— Exercise material —
————
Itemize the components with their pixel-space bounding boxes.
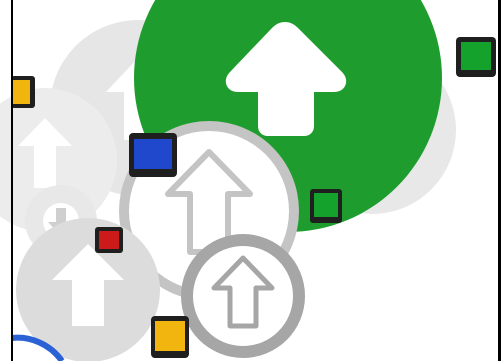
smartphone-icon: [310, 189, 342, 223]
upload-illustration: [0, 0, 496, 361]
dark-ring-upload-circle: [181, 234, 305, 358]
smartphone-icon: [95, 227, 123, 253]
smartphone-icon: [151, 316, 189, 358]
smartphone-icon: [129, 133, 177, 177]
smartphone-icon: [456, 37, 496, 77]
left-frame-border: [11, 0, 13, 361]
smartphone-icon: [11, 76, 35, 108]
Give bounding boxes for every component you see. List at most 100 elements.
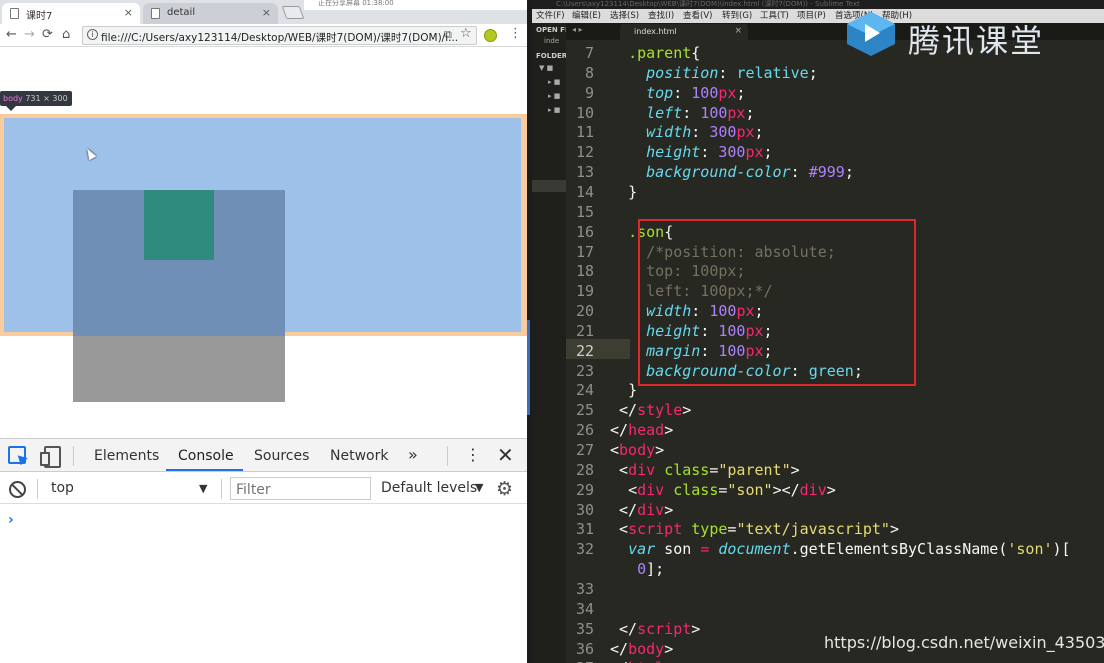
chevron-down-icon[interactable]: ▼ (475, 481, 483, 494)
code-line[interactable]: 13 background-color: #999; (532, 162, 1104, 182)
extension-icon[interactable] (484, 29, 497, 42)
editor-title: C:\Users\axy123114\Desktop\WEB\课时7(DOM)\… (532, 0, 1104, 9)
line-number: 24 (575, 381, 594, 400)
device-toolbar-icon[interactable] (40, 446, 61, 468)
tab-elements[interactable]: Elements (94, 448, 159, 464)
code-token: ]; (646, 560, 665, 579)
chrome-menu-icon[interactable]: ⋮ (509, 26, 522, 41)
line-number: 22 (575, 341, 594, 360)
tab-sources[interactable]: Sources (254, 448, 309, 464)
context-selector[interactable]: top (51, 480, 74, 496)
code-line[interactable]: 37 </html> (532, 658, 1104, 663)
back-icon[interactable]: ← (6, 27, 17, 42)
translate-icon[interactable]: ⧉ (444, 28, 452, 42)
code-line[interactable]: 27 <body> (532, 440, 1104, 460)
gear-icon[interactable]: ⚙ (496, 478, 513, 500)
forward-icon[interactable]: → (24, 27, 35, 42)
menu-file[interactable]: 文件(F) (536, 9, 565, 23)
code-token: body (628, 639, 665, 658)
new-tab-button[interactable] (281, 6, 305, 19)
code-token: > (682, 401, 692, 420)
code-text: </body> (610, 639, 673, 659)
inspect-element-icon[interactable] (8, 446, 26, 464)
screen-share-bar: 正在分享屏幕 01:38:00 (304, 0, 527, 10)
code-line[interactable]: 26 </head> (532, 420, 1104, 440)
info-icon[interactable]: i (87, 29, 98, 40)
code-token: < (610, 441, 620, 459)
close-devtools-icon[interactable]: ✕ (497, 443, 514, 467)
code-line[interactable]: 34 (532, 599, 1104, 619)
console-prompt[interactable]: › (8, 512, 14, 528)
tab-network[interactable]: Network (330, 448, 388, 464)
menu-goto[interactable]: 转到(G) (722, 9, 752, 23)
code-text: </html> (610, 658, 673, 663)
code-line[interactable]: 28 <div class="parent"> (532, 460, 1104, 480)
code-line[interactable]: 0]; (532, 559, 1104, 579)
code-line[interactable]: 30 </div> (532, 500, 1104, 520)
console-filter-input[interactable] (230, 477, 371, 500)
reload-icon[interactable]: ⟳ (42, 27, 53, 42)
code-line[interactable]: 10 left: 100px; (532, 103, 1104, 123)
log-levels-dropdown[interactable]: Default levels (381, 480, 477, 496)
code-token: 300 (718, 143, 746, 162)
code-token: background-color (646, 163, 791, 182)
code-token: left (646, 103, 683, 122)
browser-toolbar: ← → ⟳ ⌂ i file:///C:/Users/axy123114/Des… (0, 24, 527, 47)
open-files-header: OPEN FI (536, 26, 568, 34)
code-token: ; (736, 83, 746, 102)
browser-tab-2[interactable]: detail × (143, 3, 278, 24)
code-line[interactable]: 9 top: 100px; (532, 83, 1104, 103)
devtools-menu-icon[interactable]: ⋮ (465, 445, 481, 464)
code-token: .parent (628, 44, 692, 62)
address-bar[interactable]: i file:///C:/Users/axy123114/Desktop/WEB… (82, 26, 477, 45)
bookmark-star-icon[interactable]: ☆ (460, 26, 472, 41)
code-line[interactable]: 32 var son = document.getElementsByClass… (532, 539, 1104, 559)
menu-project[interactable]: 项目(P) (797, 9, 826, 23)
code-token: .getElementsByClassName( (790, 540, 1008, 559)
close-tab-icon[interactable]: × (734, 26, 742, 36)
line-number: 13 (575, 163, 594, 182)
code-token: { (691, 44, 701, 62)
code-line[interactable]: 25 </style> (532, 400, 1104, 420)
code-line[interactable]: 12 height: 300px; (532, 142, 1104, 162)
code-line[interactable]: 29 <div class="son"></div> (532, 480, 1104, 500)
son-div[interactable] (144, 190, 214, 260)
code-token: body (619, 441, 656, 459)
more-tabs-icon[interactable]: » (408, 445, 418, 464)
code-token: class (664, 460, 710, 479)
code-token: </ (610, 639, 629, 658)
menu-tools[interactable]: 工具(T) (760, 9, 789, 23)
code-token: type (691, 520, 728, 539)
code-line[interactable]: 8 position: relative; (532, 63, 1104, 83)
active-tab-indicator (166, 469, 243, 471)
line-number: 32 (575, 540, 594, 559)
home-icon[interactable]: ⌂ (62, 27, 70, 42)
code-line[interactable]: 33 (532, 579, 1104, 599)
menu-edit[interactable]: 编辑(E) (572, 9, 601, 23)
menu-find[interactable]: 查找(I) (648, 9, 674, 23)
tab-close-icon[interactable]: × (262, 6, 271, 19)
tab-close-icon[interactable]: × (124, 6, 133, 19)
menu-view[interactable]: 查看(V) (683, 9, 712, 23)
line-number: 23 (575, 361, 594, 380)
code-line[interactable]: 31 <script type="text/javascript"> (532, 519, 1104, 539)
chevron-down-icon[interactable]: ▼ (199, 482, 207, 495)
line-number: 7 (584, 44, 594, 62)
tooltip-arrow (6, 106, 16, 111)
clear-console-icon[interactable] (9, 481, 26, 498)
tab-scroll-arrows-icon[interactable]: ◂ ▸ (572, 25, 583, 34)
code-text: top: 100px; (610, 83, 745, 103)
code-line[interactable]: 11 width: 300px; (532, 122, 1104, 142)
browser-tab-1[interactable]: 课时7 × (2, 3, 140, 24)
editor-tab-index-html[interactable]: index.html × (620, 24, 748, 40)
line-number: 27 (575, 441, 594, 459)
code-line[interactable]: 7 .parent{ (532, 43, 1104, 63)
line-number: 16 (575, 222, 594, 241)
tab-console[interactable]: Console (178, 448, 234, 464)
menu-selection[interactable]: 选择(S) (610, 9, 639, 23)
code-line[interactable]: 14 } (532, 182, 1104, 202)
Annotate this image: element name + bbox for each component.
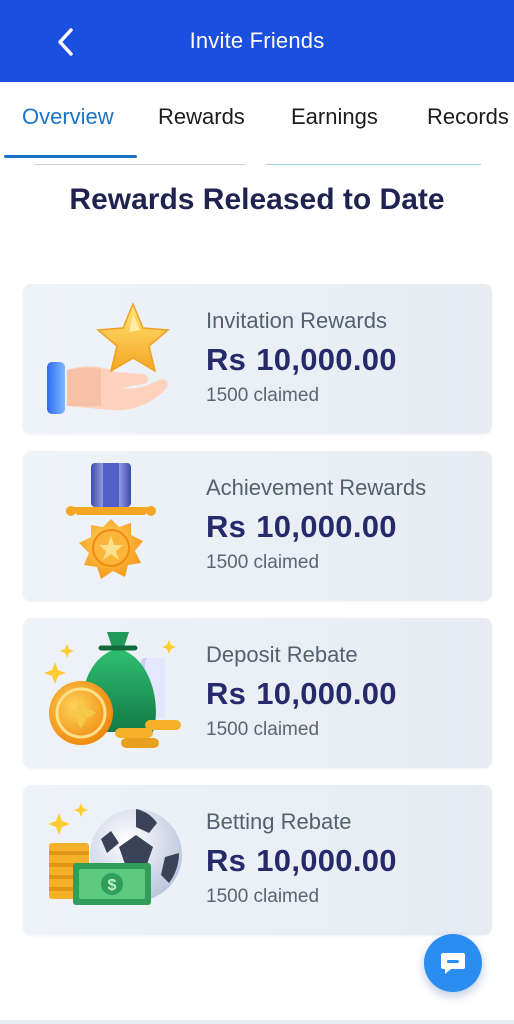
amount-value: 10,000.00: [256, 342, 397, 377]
————
— Work to do —
Copy out, unchanged, the lines of the items starting at the line that contains "smartphone-icon: [310, 189, 342, 223]" and ending at the line that contains "Give bounding boxes", including both of those lines.

— Solution to this task —
smartphone-icon: [310, 189, 342, 223]
upload-illustration: [0, 0, 496, 361]
dark-ring-upload-circle: [181, 234, 305, 358]
smartphone-icon: [95, 227, 123, 253]
smartphone-icon: [151, 316, 189, 358]
smartphone-icon: [129, 133, 177, 177]
smartphone-icon: [456, 37, 496, 77]
left-frame-border: [11, 0, 13, 361]
smartphone-icon: [11, 76, 35, 108]
Give bounding boxes for every component you see. List at most 100 elements.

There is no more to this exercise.